> _WORK REQUIRED_:
Of the lines in these entries, how many contain the string "Heizkosten"? Give the number and nothing else.

> _INFORMATION PROVIDED_:
☆ ☆ ☆

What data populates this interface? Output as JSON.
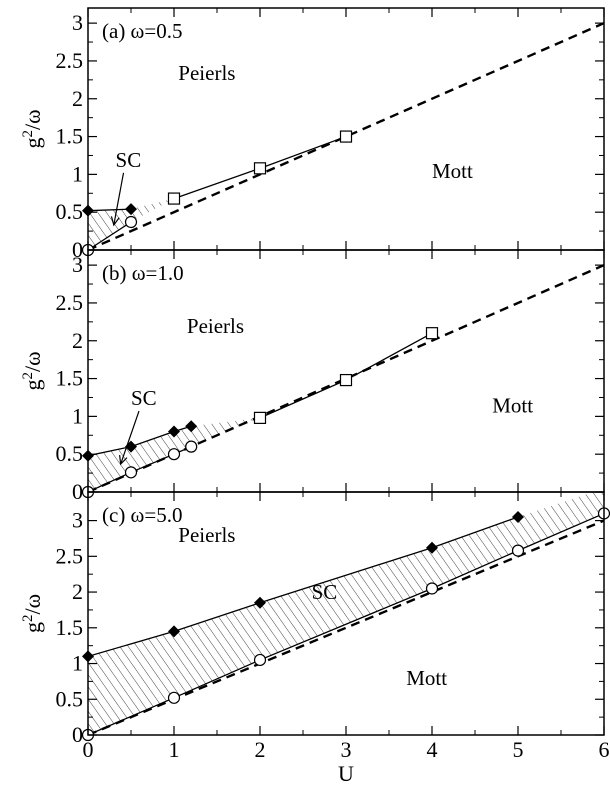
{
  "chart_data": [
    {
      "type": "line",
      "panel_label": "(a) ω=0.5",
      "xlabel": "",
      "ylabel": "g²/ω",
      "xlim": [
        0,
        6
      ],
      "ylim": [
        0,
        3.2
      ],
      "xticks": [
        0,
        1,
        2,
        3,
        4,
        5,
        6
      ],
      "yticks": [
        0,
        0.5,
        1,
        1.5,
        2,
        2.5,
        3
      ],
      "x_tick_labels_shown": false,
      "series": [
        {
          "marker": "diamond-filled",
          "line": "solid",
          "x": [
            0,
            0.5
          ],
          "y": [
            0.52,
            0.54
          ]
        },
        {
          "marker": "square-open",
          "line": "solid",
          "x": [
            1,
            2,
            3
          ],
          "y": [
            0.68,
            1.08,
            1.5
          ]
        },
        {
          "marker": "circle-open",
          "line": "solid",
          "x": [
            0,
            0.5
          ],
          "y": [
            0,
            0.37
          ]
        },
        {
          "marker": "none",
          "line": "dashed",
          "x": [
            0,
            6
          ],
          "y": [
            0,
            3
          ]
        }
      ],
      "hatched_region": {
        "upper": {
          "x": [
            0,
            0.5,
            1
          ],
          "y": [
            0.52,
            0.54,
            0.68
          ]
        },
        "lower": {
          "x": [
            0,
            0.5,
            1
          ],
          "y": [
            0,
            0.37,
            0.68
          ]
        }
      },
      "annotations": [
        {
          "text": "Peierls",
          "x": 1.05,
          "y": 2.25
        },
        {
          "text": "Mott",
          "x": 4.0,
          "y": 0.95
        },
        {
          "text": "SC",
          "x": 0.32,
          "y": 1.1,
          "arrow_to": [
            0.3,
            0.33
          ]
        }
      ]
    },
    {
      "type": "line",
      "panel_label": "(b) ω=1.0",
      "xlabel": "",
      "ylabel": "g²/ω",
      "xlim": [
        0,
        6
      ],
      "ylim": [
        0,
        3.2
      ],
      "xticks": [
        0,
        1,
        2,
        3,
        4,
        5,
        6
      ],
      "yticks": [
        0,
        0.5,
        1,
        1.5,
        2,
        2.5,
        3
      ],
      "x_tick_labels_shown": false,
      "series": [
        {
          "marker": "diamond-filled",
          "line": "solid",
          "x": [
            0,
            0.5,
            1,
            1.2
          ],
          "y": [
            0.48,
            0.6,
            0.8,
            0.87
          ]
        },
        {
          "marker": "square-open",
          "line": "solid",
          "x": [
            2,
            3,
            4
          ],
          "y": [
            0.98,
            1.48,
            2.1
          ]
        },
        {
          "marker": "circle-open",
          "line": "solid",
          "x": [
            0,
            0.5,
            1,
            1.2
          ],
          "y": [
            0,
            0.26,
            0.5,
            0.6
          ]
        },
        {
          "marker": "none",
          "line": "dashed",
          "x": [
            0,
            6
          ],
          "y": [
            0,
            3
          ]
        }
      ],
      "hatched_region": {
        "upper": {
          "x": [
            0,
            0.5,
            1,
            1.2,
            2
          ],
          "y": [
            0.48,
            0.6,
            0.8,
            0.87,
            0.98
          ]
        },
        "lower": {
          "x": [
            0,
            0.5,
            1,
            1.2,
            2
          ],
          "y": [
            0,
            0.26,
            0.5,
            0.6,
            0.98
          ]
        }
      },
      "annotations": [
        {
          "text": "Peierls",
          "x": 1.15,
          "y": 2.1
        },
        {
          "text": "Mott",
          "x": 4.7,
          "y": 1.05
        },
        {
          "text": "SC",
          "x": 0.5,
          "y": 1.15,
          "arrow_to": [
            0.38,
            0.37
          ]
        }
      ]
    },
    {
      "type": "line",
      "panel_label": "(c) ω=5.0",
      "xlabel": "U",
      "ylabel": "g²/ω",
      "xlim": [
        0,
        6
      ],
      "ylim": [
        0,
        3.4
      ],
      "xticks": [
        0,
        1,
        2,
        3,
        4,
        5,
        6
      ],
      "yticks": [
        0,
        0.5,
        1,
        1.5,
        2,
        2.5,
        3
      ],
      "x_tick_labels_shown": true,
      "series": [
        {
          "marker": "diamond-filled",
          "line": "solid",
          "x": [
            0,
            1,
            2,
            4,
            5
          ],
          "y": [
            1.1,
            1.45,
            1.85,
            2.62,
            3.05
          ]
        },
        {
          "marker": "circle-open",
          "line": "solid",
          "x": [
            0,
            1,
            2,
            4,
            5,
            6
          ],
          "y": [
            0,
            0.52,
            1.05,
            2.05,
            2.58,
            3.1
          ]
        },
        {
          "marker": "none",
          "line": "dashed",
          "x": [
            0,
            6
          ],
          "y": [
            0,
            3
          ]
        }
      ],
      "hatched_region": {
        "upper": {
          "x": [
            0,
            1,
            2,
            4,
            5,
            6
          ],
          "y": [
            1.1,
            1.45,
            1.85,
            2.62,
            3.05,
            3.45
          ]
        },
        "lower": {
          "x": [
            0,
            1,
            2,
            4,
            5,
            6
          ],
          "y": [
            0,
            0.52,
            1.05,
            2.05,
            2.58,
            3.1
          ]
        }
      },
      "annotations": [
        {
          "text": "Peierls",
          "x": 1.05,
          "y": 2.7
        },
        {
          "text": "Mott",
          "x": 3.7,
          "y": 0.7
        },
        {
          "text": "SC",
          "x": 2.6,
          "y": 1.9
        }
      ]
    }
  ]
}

☆ ☆ ☆

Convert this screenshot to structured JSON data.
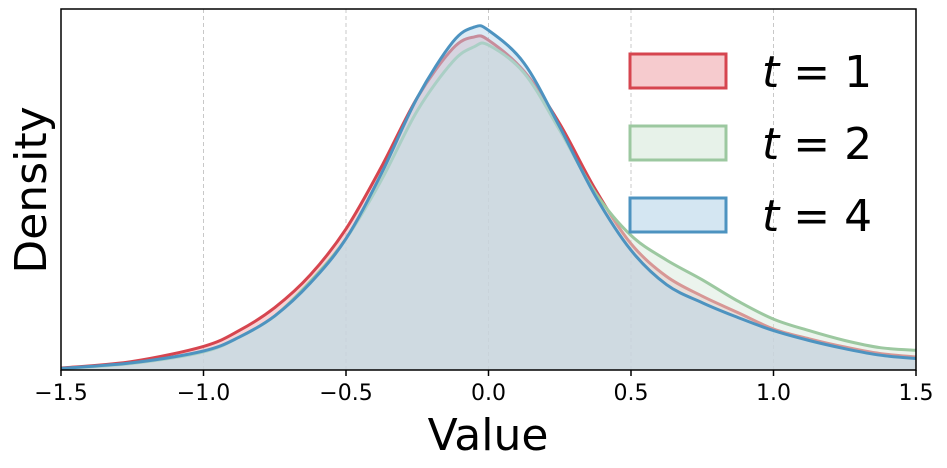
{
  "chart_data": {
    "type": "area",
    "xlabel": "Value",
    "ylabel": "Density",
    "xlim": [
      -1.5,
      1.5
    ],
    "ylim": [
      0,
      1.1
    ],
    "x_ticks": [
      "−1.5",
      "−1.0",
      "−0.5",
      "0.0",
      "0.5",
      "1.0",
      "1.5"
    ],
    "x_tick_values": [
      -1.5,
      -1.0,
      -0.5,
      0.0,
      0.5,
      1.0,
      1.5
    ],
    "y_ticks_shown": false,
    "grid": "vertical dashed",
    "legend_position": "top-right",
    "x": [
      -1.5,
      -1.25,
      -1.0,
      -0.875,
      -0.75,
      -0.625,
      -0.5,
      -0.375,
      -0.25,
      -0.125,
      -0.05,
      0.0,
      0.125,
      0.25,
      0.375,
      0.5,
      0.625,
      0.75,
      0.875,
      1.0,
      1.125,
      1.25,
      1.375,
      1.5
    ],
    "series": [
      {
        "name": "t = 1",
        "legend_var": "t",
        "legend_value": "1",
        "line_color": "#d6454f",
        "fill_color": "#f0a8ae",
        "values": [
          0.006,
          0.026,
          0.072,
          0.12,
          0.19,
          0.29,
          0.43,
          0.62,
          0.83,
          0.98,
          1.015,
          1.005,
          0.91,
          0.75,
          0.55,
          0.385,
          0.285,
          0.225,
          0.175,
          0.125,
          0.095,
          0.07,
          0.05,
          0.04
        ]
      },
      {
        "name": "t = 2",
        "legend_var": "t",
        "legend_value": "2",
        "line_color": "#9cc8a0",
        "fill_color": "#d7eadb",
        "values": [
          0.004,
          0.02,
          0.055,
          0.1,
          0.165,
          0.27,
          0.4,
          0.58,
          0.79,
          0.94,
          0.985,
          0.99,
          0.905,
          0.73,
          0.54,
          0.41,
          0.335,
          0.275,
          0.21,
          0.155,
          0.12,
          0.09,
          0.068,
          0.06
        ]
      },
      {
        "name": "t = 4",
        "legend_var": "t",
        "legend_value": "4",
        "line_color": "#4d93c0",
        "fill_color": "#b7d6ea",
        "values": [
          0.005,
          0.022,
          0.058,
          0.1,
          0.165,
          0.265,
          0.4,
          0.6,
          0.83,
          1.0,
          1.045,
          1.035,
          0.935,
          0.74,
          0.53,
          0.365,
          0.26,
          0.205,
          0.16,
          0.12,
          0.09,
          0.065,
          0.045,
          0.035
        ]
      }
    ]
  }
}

☆ ☆ ☆

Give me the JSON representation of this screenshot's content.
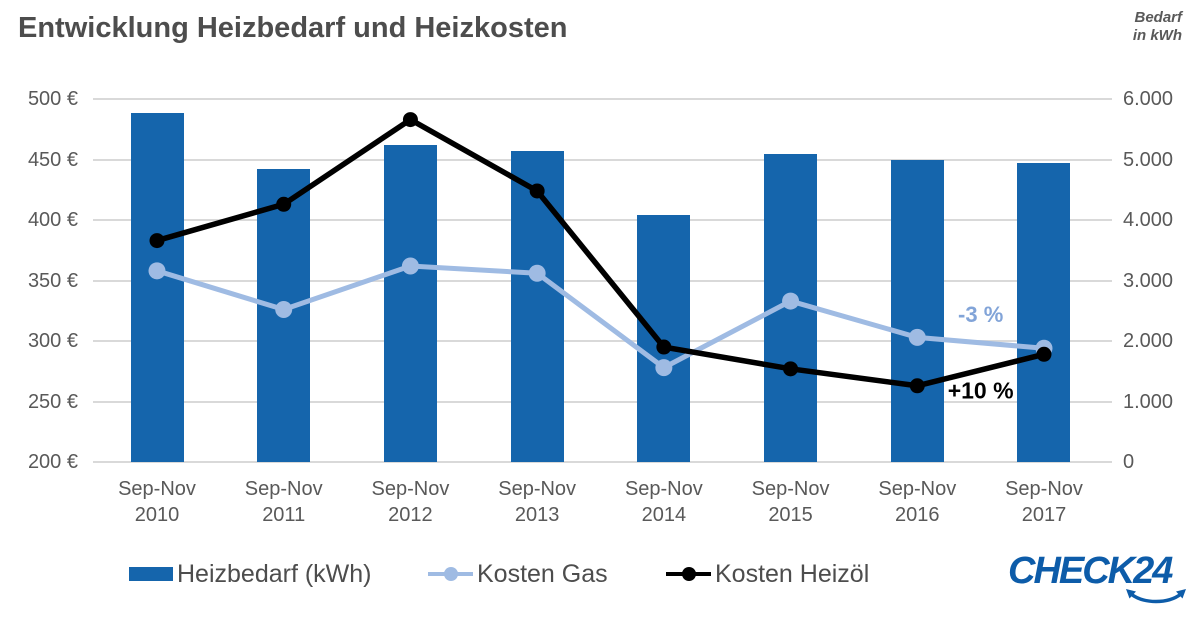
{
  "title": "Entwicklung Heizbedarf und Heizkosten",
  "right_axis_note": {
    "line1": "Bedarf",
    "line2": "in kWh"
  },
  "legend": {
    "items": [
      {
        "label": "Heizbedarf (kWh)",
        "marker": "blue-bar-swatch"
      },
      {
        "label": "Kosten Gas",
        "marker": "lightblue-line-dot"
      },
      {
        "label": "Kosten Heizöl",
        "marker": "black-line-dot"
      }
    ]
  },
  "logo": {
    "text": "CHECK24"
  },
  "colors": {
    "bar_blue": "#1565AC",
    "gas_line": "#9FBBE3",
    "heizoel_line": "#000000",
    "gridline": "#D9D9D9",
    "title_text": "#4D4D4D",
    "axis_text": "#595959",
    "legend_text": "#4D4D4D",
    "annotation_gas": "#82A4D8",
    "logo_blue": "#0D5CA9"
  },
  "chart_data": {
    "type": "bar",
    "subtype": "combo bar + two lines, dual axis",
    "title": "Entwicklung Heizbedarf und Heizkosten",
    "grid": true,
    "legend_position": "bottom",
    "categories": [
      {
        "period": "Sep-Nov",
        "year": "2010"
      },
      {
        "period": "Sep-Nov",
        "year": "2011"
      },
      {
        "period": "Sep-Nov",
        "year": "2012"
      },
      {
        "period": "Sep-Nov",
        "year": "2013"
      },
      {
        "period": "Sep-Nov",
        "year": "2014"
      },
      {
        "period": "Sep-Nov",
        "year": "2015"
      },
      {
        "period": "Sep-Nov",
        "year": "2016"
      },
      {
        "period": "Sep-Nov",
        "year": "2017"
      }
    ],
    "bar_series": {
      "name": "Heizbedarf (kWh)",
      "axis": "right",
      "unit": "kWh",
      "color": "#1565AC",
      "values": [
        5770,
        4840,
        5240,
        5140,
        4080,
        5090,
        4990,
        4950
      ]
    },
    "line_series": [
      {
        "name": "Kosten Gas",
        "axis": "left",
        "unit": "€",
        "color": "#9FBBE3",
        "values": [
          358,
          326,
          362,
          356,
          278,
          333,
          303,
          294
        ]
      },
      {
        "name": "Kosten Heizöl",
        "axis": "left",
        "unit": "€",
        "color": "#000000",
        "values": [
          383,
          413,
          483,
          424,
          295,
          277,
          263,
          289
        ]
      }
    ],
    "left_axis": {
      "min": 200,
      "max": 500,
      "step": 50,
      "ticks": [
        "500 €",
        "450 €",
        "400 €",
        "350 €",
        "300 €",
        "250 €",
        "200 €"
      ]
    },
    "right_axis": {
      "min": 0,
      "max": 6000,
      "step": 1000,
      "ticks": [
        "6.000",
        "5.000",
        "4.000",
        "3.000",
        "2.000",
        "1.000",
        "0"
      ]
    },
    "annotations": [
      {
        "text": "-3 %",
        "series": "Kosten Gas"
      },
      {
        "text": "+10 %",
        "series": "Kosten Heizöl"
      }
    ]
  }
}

☆ ☆ ☆

> _SOLUTION BELOW_:
2